Rows from a figure dataset -
* * * *
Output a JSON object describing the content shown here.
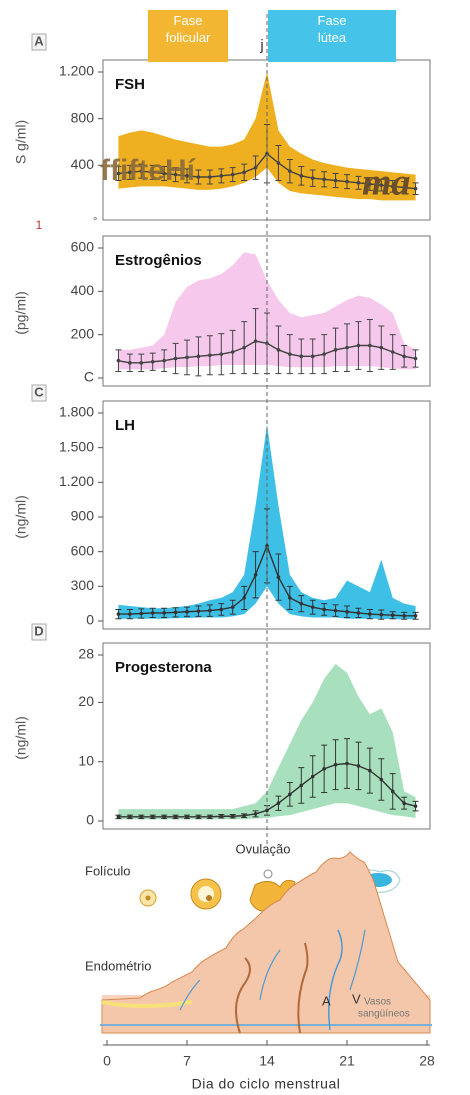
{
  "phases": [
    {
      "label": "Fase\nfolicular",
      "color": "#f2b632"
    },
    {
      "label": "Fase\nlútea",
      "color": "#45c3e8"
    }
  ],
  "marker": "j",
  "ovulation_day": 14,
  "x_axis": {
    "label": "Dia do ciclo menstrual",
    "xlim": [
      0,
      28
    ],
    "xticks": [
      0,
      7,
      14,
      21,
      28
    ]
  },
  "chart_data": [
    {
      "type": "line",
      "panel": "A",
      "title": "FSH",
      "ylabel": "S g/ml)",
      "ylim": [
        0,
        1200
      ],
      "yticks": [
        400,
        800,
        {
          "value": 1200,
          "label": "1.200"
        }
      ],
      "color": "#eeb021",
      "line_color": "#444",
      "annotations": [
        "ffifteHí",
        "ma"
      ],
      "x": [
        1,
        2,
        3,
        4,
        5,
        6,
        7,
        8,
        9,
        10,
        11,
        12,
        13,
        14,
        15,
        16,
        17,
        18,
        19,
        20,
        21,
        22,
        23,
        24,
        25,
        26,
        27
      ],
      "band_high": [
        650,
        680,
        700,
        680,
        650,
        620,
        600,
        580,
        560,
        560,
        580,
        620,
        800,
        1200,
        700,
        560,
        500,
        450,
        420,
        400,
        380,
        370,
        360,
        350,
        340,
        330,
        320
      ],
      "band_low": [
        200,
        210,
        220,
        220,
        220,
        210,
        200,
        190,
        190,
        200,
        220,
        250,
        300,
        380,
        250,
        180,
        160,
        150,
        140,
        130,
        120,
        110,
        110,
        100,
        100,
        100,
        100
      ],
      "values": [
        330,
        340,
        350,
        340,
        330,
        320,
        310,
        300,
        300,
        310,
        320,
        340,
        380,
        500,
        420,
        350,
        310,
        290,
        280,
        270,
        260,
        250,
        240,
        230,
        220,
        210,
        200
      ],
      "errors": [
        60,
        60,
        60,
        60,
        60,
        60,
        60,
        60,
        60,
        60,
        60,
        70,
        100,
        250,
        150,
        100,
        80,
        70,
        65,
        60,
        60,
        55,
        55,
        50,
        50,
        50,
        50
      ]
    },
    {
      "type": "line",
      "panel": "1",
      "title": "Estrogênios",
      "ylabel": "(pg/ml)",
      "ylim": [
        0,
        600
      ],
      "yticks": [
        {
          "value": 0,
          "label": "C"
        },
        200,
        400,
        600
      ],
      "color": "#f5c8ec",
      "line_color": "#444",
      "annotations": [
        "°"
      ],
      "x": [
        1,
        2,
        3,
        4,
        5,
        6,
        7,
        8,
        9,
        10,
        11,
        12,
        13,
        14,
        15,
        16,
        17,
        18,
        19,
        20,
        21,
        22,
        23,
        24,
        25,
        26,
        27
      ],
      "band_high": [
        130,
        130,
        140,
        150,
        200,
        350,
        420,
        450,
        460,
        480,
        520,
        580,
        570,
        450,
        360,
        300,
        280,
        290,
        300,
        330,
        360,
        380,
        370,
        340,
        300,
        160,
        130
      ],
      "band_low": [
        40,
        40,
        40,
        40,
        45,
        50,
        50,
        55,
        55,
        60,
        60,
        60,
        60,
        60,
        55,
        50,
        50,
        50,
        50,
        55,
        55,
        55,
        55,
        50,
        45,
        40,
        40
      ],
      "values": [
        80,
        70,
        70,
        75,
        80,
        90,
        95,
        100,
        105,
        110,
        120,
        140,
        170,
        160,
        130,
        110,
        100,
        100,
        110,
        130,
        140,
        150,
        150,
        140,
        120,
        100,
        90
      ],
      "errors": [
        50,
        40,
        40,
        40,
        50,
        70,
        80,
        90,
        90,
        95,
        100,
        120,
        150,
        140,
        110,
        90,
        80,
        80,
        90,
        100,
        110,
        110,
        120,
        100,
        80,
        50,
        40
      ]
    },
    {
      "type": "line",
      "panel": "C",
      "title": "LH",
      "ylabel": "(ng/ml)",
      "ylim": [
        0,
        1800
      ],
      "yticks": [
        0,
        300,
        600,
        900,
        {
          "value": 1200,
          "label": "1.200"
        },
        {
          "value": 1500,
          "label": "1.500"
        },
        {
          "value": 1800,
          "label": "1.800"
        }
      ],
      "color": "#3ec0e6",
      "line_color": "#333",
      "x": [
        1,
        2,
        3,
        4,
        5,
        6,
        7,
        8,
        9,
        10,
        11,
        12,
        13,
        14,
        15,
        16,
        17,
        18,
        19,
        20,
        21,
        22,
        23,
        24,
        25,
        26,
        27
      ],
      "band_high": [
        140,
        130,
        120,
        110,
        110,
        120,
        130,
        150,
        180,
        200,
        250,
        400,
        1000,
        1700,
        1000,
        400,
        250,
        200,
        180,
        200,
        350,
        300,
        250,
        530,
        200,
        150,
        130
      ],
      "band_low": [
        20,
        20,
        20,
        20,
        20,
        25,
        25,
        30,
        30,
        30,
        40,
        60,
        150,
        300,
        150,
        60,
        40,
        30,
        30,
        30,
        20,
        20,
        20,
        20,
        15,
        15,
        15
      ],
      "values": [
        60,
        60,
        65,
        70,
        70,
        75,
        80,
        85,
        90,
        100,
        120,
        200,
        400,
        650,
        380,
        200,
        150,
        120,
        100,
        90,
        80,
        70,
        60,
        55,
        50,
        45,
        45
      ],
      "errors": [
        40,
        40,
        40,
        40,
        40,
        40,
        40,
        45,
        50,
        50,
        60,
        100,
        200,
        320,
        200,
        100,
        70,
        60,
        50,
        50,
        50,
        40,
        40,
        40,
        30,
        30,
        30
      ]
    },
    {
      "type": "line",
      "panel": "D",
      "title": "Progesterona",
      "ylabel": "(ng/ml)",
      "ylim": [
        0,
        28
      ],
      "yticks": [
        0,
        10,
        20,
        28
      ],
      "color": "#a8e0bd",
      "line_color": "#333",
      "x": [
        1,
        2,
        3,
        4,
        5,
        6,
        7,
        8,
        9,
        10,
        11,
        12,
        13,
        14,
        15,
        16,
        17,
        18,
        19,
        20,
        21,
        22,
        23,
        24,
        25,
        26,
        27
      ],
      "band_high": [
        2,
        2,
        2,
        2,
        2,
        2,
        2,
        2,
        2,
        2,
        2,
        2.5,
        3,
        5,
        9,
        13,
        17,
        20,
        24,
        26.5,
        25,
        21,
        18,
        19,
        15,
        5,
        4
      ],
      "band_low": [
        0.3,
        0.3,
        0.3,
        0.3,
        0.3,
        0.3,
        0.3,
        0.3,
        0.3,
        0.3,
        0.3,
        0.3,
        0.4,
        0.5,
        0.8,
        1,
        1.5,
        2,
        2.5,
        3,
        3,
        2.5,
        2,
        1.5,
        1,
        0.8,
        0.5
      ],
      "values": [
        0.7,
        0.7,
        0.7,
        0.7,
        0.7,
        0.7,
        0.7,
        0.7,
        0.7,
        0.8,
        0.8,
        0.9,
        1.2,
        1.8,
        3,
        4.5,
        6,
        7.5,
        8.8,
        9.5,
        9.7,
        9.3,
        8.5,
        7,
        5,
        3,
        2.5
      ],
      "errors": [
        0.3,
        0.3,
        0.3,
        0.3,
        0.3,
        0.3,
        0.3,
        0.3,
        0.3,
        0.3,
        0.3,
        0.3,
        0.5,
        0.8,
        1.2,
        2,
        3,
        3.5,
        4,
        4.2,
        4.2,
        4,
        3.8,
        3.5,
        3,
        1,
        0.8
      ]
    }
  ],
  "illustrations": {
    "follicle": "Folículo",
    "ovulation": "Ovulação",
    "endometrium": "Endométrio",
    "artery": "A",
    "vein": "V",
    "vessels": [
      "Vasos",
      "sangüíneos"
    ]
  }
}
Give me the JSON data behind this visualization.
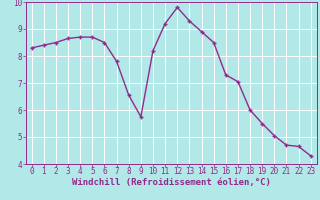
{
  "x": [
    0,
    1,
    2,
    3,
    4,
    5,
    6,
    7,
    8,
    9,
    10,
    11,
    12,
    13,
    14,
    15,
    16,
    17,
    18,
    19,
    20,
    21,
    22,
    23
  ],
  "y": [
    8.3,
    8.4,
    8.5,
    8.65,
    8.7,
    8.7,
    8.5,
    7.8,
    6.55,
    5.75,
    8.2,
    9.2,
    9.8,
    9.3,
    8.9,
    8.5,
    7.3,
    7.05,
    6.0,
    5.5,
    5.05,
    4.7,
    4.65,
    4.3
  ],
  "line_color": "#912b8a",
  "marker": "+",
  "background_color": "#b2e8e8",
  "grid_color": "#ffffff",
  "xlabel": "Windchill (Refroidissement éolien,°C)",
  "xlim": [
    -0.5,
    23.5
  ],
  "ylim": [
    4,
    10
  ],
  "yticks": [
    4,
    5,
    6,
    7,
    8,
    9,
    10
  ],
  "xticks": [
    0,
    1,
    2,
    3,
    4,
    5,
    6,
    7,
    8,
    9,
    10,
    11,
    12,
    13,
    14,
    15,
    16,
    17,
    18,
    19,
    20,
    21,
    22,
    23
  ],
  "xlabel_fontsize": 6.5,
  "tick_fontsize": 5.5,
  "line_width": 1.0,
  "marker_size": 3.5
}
* * * *
Task details -
Determine the number of lines in the entries above where the string "Fase" appears. Answer with the number alone.

Task solution -
2